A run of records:
━━━━━━━━

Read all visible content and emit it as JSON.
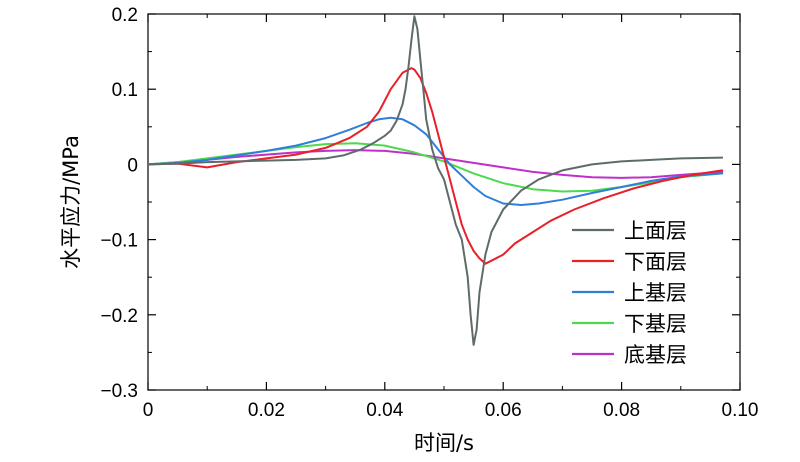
{
  "chart_data": {
    "type": "line",
    "xlabel": "时间/s",
    "ylabel": "水平应力/MPa",
    "xlim": [
      0,
      0.1
    ],
    "ylim": [
      -0.3,
      0.2
    ],
    "x_ticks": [
      0,
      0.02,
      0.04,
      0.06,
      0.08,
      0.1
    ],
    "x_tick_labels": [
      "0",
      "0.02",
      "0.04",
      "0.06",
      "0.08",
      "0.10"
    ],
    "y_ticks": [
      0.2,
      0.1,
      0,
      -0.1,
      -0.2,
      -0.3
    ],
    "y_tick_labels": [
      "0.2",
      "0.1",
      "0",
      "−0.1",
      "−0.2",
      "−0.3"
    ],
    "grid": false,
    "legend_position": "bottom-right",
    "series": [
      {
        "name": "上面层",
        "color": "#5f6b6b",
        "x": [
          0,
          0.005,
          0.01,
          0.015,
          0.02,
          0.025,
          0.03,
          0.033,
          0.036,
          0.038,
          0.04,
          0.041,
          0.042,
          0.043,
          0.0435,
          0.044,
          0.0445,
          0.045,
          0.0455,
          0.046,
          0.0465,
          0.047,
          0.048,
          0.049,
          0.05,
          0.051,
          0.052,
          0.053,
          0.054,
          0.0545,
          0.055,
          0.0555,
          0.056,
          0.057,
          0.058,
          0.06,
          0.063,
          0.066,
          0.07,
          0.075,
          0.08,
          0.085,
          0.09,
          0.097
        ],
        "values": [
          0,
          0.001,
          0.003,
          0.004,
          0.005,
          0.006,
          0.008,
          0.012,
          0.02,
          0.028,
          0.038,
          0.045,
          0.058,
          0.08,
          0.1,
          0.13,
          0.165,
          0.197,
          0.18,
          0.14,
          0.1,
          0.06,
          0.02,
          -0.005,
          -0.02,
          -0.05,
          -0.08,
          -0.1,
          -0.15,
          -0.2,
          -0.24,
          -0.22,
          -0.17,
          -0.12,
          -0.09,
          -0.06,
          -0.035,
          -0.02,
          -0.008,
          0.0,
          0.004,
          0.006,
          0.008,
          0.009
        ]
      },
      {
        "name": "下面层",
        "color": "#e8202a",
        "x": [
          0,
          0.005,
          0.01,
          0.015,
          0.02,
          0.025,
          0.03,
          0.034,
          0.037,
          0.039,
          0.041,
          0.043,
          0.0445,
          0.045,
          0.046,
          0.047,
          0.048,
          0.049,
          0.05,
          0.051,
          0.052,
          0.053,
          0.054,
          0.055,
          0.056,
          0.057,
          0.058,
          0.06,
          0.062,
          0.065,
          0.068,
          0.072,
          0.077,
          0.082,
          0.087,
          0.092,
          0.097
        ],
        "values": [
          0,
          0.001,
          -0.004,
          0.003,
          0.008,
          0.013,
          0.022,
          0.035,
          0.05,
          0.07,
          0.1,
          0.122,
          0.128,
          0.126,
          0.115,
          0.095,
          0.07,
          0.04,
          0.01,
          -0.02,
          -0.05,
          -0.08,
          -0.1,
          -0.115,
          -0.125,
          -0.132,
          -0.128,
          -0.12,
          -0.105,
          -0.09,
          -0.075,
          -0.06,
          -0.045,
          -0.032,
          -0.022,
          -0.014,
          -0.008
        ]
      },
      {
        "name": "上基层",
        "color": "#2f7fd8",
        "x": [
          0,
          0.005,
          0.01,
          0.015,
          0.02,
          0.025,
          0.03,
          0.034,
          0.037,
          0.039,
          0.041,
          0.043,
          0.045,
          0.047,
          0.049,
          0.051,
          0.053,
          0.055,
          0.057,
          0.06,
          0.063,
          0.066,
          0.07,
          0.075,
          0.08,
          0.085,
          0.09,
          0.097
        ],
        "values": [
          0,
          0.002,
          0.006,
          0.012,
          0.018,
          0.025,
          0.035,
          0.046,
          0.055,
          0.06,
          0.062,
          0.06,
          0.052,
          0.04,
          0.02,
          0.0,
          -0.015,
          -0.03,
          -0.042,
          -0.052,
          -0.054,
          -0.052,
          -0.047,
          -0.038,
          -0.03,
          -0.022,
          -0.016,
          -0.012
        ]
      },
      {
        "name": "下基层",
        "color": "#4ed84e",
        "x": [
          0,
          0.005,
          0.01,
          0.015,
          0.02,
          0.025,
          0.03,
          0.035,
          0.04,
          0.045,
          0.05,
          0.055,
          0.06,
          0.065,
          0.07,
          0.075,
          0.08,
          0.085,
          0.09,
          0.097
        ],
        "values": [
          0,
          0.003,
          0.008,
          0.013,
          0.018,
          0.023,
          0.027,
          0.028,
          0.025,
          0.016,
          0.004,
          -0.012,
          -0.025,
          -0.033,
          -0.036,
          -0.035,
          -0.03,
          -0.024,
          -0.017,
          -0.012
        ]
      },
      {
        "name": "底基层",
        "color": "#c030c8",
        "x": [
          0,
          0.005,
          0.01,
          0.015,
          0.02,
          0.025,
          0.03,
          0.035,
          0.04,
          0.045,
          0.05,
          0.055,
          0.06,
          0.065,
          0.07,
          0.075,
          0.08,
          0.085,
          0.09,
          0.097
        ],
        "values": [
          0,
          0.003,
          0.006,
          0.01,
          0.013,
          0.016,
          0.018,
          0.019,
          0.018,
          0.014,
          0.008,
          0.002,
          -0.004,
          -0.01,
          -0.014,
          -0.017,
          -0.018,
          -0.017,
          -0.014,
          -0.01
        ]
      }
    ]
  }
}
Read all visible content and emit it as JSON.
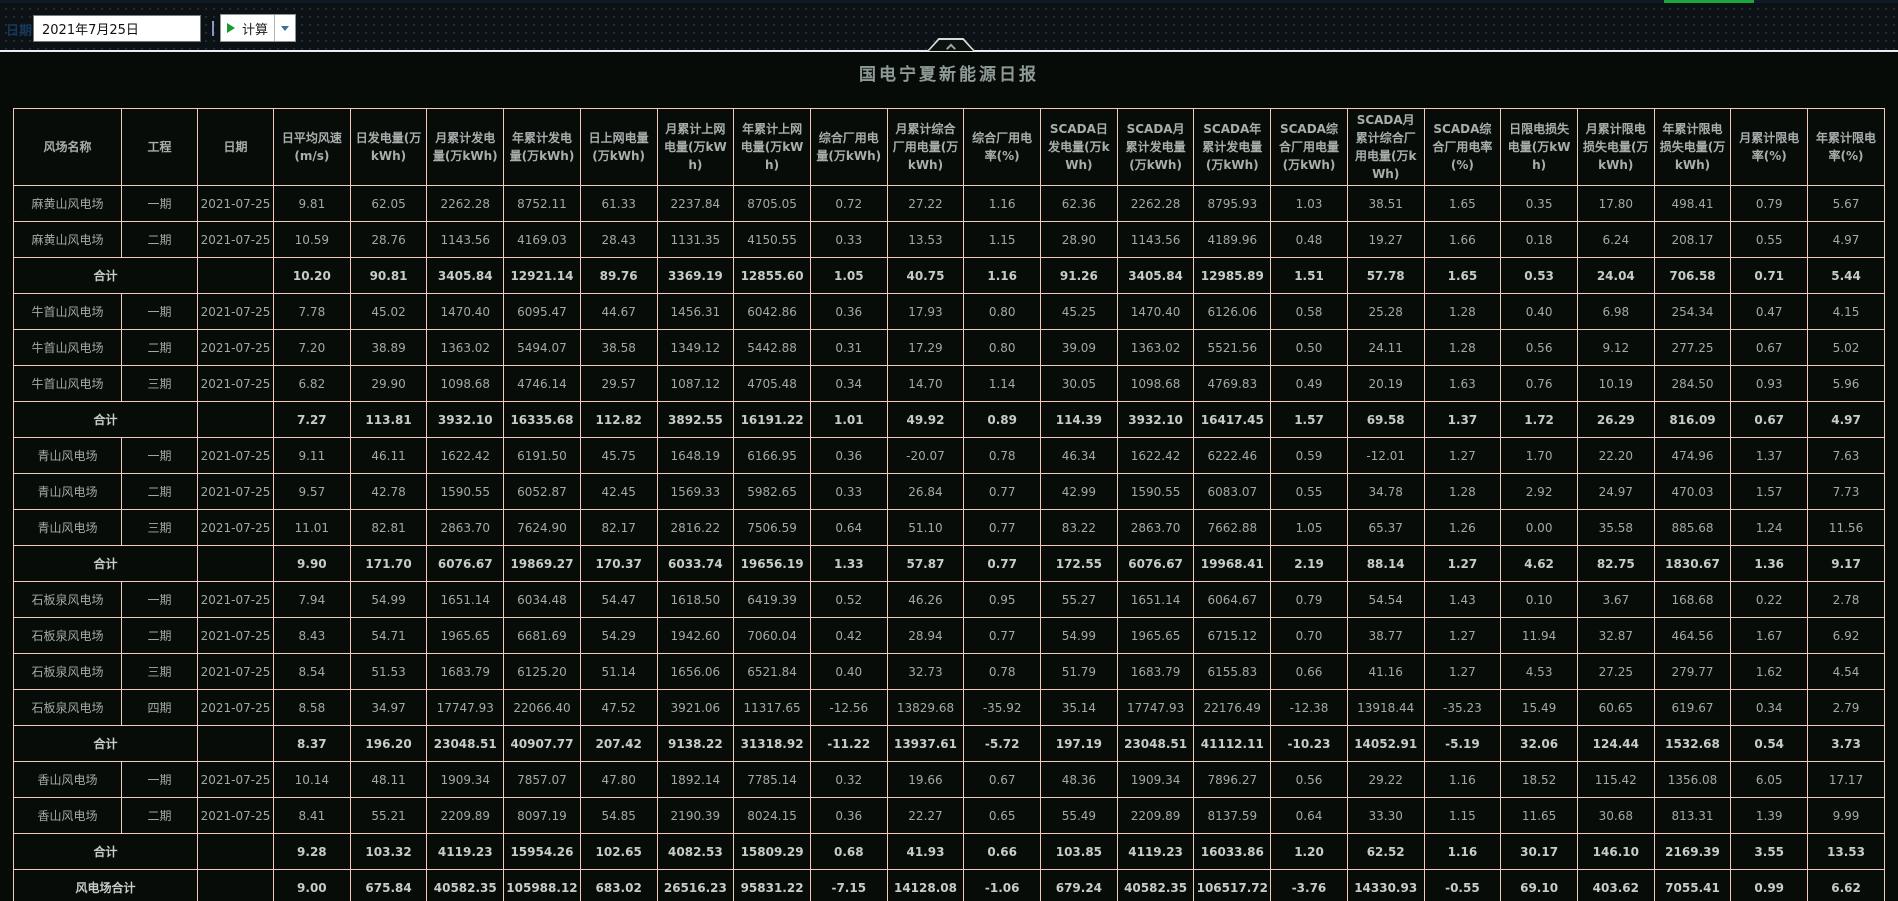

━━━━━━━━

§ **GOAL**: In your copy of the records, include no pictures; repeat everything else exactly.

§ **RESPONSE**:
Read all visible content and emit it as JSON.
{
  "chart_data": {
    "type": "line",
    "xlabel": "时间/s",
    "ylabel": "水平应力/MPa",
    "xlim": [
      0,
      0.1
    ],
    "ylim": [
      -0.3,
      0.2
    ],
    "x_ticks": [
      0,
      0.02,
      0.04,
      0.06,
      0.08,
      0.1
    ],
    "x_tick_labels": [
      "0",
      "0.02",
      "0.04",
      "0.06",
      "0.08",
      "0.10"
    ],
    "y_ticks": [
      0.2,
      0.1,
      0,
      -0.1,
      -0.2,
      -0.3
    ],
    "y_tick_labels": [
      "0.2",
      "0.1",
      "0",
      "−0.1",
      "−0.2",
      "−0.3"
    ],
    "grid": false,
    "legend_position": "bottom-right",
    "series": [
      {
        "name": "上面层",
        "color": "#5f6b6b",
        "x": [
          0,
          0.005,
          0.01,
          0.015,
          0.02,
          0.025,
          0.03,
          0.033,
          0.036,
          0.038,
          0.04,
          0.041,
          0.042,
          0.043,
          0.0435,
          0.044,
          0.0445,
          0.045,
          0.0455,
          0.046,
          0.0465,
          0.047,
          0.048,
          0.049,
          0.05,
          0.051,
          0.052,
          0.053,
          0.054,
          0.0545,
          0.055,
          0.0555,
          0.056,
          0.057,
          0.058,
          0.06,
          0.063,
          0.066,
          0.07,
          0.075,
          0.08,
          0.085,
          0.09,
          0.097
        ],
        "values": [
          0,
          0.001,
          0.003,
          0.004,
          0.005,
          0.006,
          0.008,
          0.012,
          0.02,
          0.028,
          0.038,
          0.045,
          0.058,
          0.08,
          0.1,
          0.13,
          0.165,
          0.197,
          0.18,
          0.14,
          0.1,
          0.06,
          0.02,
          -0.005,
          -0.02,
          -0.05,
          -0.08,
          -0.1,
          -0.15,
          -0.2,
          -0.24,
          -0.22,
          -0.17,
          -0.12,
          -0.09,
          -0.06,
          -0.035,
          -0.02,
          -0.008,
          0.0,
          0.004,
          0.006,
          0.008,
          0.009
        ]
      },
      {
        "name": "下面层",
        "color": "#e8202a",
        "x": [
          0,
          0.005,
          0.01,
          0.015,
          0.02,
          0.025,
          0.03,
          0.034,
          0.037,
          0.039,
          0.041,
          0.043,
          0.0445,
          0.045,
          0.046,
          0.047,
          0.048,
          0.049,
          0.05,
          0.051,
          0.052,
          0.053,
          0.054,
          0.055,
          0.056,
          0.057,
          0.058,
          0.06,
          0.062,
          0.065,
          0.068,
          0.072,
          0.077,
          0.082,
          0.087,
          0.092,
          0.097
        ],
        "values": [
          0,
          0.001,
          -0.004,
          0.003,
          0.008,
          0.013,
          0.022,
          0.035,
          0.05,
          0.07,
          0.1,
          0.122,
          0.128,
          0.126,
          0.115,
          0.095,
          0.07,
          0.04,
          0.01,
          -0.02,
          -0.05,
          -0.08,
          -0.1,
          -0.115,
          -0.125,
          -0.132,
          -0.128,
          -0.12,
          -0.105,
          -0.09,
          -0.075,
          -0.06,
          -0.045,
          -0.032,
          -0.022,
          -0.014,
          -0.008
        ]
      },
      {
        "name": "上基层",
        "color": "#2f7fd8",
        "x": [
          0,
          0.005,
          0.01,
          0.015,
          0.02,
          0.025,
          0.03,
          0.034,
          0.037,
          0.039,
          0.041,
          0.043,
          0.045,
          0.047,
          0.049,
          0.051,
          0.053,
          0.055,
          0.057,
          0.06,
          0.063,
          0.066,
          0.07,
          0.075,
          0.08,
          0.085,
          0.09,
          0.097
        ],
        "values": [
          0,
          0.002,
          0.006,
          0.012,
          0.018,
          0.025,
          0.035,
          0.046,
          0.055,
          0.06,
          0.062,
          0.06,
          0.052,
          0.04,
          0.02,
          0.0,
          -0.015,
          -0.03,
          -0.042,
          -0.052,
          -0.054,
          -0.052,
          -0.047,
          -0.038,
          -0.03,
          -0.022,
          -0.016,
          -0.012
        ]
      },
      {
        "name": "下基层",
        "color": "#4ed84e",
        "x": [
          0,
          0.005,
          0.01,
          0.015,
          0.02,
          0.025,
          0.03,
          0.035,
          0.04,
          0.045,
          0.05,
          0.055,
          0.06,
          0.065,
          0.07,
          0.075,
          0.08,
          0.085,
          0.09,
          0.097
        ],
        "values": [
          0,
          0.003,
          0.008,
          0.013,
          0.018,
          0.023,
          0.027,
          0.028,
          0.025,
          0.016,
          0.004,
          -0.012,
          -0.025,
          -0.033,
          -0.036,
          -0.035,
          -0.03,
          -0.024,
          -0.017,
          -0.012
        ]
      },
      {
        "name": "底基层",
        "color": "#c030c8",
        "x": [
          0,
          0.005,
          0.01,
          0.015,
          0.02,
          0.025,
          0.03,
          0.035,
          0.04,
          0.045,
          0.05,
          0.055,
          0.06,
          0.065,
          0.07,
          0.075,
          0.08,
          0.085,
          0.09,
          0.097
        ],
        "values": [
          0,
          0.003,
          0.006,
          0.01,
          0.013,
          0.016,
          0.018,
          0.019,
          0.018,
          0.014,
          0.008,
          0.002,
          -0.004,
          -0.01,
          -0.014,
          -0.017,
          -0.018,
          -0.017,
          -0.014,
          -0.01
        ]
      }
    ]
  }
}
Read all visible content and emit it as JSON.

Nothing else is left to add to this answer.